▼
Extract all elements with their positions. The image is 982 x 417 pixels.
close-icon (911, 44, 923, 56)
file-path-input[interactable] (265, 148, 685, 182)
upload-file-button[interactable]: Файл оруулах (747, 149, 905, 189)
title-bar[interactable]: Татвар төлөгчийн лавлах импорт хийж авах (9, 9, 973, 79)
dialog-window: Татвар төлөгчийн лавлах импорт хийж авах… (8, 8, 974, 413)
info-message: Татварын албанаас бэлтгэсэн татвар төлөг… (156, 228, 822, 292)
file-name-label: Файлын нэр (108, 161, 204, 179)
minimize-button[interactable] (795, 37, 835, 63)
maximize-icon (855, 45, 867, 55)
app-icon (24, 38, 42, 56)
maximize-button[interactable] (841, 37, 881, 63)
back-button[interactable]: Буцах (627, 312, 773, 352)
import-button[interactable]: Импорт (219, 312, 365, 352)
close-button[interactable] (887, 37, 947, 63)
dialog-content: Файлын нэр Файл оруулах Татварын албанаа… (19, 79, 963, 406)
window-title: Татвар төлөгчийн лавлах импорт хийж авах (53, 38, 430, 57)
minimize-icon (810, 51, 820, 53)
▲
To do ::
Swap "interactable" for "clickable" wherever it occurs in the lines above, and reproduce the lines with nothing else changed.

Written solution ::
Extract all elements with their positions. The image is 982 x 417 pixels.
close-icon (911, 44, 923, 56)
file-path-input[clickable] (265, 148, 685, 182)
upload-file-button[clickable]: Файл оруулах (747, 149, 905, 189)
title-bar[clickable]: Татвар төлөгчийн лавлах импорт хийж авах (9, 9, 973, 79)
dialog-window: Татвар төлөгчийн лавлах импорт хийж авах… (8, 8, 974, 413)
info-message: Татварын албанаас бэлтгэсэн татвар төлөг… (156, 228, 822, 292)
file-name-label: Файлын нэр (108, 161, 204, 179)
minimize-button[clickable] (795, 37, 835, 63)
maximize-icon (855, 45, 867, 55)
app-icon (24, 38, 42, 56)
maximize-button[clickable] (841, 37, 881, 63)
back-button[clickable]: Буцах (627, 312, 773, 352)
import-button[clickable]: Импорт (219, 312, 365, 352)
close-button[clickable] (887, 37, 947, 63)
dialog-content: Файлын нэр Файл оруулах Татварын албанаа… (19, 79, 963, 406)
window-title: Татвар төлөгчийн лавлах импорт хийж авах (53, 38, 430, 57)
minimize-icon (810, 51, 820, 53)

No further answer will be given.